TASKS AND EXERCISES –
(a) Using the passage on MLPs, answer these:
(i) What share of the hypothetical portfolio goes to this group?
(ii) What distribution did CLMT recently announce for this quarter?
(iii) What distribution did EROC announce?
(b) Pick up the passage on MLPs after its last sentence and keep writing it.

EXCERPTED PASSAGE –
———

There exist a large number of MLPs that fall into this grouping. In my opinion, some of the best include: Global Partners (GLP), Calument Specialty Products Partners (CLMT), Transmontaigne Partners (TLP), Eagle Rock Energy Partners (EROC) and Penn Virginia Resources Partners (PVR) (I classify PVR as other, since they are predominantly a natural gas pipeline and coal company). A few that I consider more speculative are compressco Partners (GSJK) and Exterran Parnters (EXLP). I currently am long several in this space, including: TLP, GSJK, CLMP, GLP, and EROC.
Since our allocation to these is 7.5 percent of our hypothetical portfolio, let's examine CLMT, EROC and PVR as candidates. CLMT recently announced an increased distribution of $.59 for this quarter, an increase of 5.4 percent above last quarter. At the current price, CLMT yields 9.4 percent. CLMT happens to be my favorite in the downstream space, and I am sick that I did not add to it in late June when it was in the $22s.
EROC is a gathering/processing [MLP] which also transports, trades and fractionates natural gas and natural gas liquids. I believe that natural gas and liquids prices will ramp up again by winter, and this, coupled with the company's announcement of several months ago that they anticipate the distribution reaching $1.00 by end of 2012, holds my interest. EROC announced a $.22 distribution and stated that they might not reach the $1.00 level by end of 2012. At the current price EROC yields 9.4 percent.

———

DATA SECTION –
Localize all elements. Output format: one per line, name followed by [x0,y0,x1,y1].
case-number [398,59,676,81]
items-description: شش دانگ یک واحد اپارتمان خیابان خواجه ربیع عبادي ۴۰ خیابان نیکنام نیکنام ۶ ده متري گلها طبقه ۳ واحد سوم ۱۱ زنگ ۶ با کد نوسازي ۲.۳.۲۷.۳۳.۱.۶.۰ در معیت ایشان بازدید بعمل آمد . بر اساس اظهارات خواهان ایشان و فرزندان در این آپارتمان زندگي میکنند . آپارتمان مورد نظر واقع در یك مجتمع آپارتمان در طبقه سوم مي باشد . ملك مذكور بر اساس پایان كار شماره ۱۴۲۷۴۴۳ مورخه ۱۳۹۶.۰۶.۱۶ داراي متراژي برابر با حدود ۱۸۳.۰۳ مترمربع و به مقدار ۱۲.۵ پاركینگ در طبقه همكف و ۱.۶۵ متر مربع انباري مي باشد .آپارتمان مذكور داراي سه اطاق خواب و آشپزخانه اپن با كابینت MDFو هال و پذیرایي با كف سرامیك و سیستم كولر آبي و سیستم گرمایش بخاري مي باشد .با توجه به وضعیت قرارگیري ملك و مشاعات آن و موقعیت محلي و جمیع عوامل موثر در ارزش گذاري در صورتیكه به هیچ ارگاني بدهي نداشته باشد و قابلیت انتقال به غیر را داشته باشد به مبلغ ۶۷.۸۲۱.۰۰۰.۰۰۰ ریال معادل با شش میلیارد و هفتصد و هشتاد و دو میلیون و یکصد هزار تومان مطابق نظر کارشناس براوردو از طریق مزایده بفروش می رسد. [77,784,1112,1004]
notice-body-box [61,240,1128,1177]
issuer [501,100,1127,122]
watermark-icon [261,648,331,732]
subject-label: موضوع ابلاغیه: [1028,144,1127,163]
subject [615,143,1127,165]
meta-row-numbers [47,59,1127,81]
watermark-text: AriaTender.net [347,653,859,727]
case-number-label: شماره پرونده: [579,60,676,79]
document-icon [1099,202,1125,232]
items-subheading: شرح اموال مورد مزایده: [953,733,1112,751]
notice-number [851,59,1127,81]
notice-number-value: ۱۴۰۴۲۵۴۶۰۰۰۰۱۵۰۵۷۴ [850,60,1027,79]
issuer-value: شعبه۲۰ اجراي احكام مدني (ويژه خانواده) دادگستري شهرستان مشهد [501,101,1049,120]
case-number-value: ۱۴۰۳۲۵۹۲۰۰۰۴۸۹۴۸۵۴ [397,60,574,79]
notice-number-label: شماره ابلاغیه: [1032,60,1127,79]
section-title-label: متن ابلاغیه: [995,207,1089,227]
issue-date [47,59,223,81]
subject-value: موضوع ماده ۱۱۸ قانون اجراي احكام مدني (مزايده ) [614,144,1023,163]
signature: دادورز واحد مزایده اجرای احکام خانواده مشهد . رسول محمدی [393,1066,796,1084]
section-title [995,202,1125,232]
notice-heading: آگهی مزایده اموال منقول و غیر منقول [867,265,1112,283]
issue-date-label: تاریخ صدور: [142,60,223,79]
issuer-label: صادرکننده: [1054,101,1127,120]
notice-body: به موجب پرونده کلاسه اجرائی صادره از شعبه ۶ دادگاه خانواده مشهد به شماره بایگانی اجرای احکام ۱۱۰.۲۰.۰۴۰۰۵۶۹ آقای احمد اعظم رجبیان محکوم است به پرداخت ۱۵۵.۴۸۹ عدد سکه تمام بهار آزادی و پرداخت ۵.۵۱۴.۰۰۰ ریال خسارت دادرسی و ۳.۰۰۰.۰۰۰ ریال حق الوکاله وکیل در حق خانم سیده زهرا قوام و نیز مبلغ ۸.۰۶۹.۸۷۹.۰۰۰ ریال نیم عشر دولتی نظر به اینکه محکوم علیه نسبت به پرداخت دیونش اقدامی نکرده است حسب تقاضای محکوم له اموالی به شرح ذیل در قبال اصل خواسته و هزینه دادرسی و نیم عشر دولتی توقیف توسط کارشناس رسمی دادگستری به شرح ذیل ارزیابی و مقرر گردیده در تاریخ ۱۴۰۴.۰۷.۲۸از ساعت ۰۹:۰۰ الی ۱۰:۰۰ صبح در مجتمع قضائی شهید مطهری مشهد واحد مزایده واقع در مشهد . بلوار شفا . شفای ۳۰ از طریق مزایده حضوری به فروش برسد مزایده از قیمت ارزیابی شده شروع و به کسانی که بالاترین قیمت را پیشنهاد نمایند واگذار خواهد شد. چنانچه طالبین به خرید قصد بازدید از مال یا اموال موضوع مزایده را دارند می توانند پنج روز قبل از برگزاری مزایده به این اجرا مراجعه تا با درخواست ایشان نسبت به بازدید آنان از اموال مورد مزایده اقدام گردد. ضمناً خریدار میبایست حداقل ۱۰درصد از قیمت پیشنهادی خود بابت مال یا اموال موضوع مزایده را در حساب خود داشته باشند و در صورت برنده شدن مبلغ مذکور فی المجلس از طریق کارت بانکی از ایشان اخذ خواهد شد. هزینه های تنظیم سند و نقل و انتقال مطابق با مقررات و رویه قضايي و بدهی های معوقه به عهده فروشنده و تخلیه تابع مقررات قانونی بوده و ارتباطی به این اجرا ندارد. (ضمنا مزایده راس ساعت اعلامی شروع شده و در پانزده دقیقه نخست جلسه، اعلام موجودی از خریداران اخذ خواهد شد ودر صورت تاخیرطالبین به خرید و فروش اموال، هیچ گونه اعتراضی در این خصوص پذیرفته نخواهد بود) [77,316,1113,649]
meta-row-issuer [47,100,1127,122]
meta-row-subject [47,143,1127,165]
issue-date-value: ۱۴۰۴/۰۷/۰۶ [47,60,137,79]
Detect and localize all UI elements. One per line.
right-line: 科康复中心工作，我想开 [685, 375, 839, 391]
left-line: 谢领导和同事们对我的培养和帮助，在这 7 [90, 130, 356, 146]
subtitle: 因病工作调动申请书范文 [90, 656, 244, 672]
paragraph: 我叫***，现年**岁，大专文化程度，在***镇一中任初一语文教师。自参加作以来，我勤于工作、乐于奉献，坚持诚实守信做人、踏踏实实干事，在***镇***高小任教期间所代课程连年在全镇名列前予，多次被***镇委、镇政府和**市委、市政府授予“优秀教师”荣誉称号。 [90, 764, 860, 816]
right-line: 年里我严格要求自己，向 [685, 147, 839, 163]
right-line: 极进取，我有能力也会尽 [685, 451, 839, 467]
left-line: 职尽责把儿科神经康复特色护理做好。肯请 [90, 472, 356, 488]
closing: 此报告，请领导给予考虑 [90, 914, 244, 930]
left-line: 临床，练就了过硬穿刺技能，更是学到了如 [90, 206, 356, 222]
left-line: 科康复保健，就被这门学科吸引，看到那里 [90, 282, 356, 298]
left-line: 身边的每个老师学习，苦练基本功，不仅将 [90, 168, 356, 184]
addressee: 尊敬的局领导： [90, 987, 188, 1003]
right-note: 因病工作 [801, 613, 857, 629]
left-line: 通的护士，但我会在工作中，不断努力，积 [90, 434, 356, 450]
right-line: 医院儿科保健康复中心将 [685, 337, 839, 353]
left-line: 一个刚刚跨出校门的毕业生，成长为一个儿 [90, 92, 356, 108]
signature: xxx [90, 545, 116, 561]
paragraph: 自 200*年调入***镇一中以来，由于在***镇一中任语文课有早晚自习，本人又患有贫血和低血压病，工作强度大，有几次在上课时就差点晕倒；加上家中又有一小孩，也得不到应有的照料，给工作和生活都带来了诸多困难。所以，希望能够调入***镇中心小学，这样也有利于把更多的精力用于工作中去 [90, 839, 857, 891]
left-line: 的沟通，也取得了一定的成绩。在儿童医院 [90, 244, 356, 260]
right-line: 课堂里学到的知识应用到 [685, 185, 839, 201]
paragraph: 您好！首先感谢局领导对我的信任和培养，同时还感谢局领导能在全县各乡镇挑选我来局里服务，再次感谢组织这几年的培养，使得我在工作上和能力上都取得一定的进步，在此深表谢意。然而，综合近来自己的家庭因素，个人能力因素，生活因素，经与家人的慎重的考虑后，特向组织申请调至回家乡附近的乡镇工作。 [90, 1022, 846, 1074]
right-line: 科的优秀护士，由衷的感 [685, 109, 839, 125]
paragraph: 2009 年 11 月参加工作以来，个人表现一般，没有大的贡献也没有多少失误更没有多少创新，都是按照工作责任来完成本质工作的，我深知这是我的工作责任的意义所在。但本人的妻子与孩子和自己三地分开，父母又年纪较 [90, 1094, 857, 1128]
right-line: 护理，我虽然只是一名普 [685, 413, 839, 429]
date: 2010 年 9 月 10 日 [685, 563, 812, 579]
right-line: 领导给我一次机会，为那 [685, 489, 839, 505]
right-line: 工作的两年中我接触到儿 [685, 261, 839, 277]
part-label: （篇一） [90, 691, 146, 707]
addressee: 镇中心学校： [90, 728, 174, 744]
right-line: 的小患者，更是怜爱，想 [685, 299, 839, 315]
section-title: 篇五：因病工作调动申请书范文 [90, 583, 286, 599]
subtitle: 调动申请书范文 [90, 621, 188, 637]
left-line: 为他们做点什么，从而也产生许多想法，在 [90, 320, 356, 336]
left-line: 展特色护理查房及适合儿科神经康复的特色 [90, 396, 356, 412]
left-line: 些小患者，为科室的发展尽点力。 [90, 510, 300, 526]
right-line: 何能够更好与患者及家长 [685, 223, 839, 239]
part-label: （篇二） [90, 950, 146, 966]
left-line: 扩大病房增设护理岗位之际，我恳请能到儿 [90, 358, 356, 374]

———

ANSWER LIST –
(a)
(i) 7.5 percent
(ii) $.59, an increase of 5.4 percent over last quarter
(iii) $.22

(b)
I have always personally liked PVR, despite their position in coal and natural gas. I have owned the stock in the past, and am always looking for a new entry point. They have done well over the years and continue to increase distributions. The present annual distribution is $2.08, and at the current closing price, the yield is 8.3 percent. I would look to buy PVR below $23, if possible.
Assuming the purchase of 100 shares of each, the total invested capital (exclusive of dividends) would be $5968. Annual distributions would total $532, for a yield of 8.9 percent (higher, if EROC increases their distribution).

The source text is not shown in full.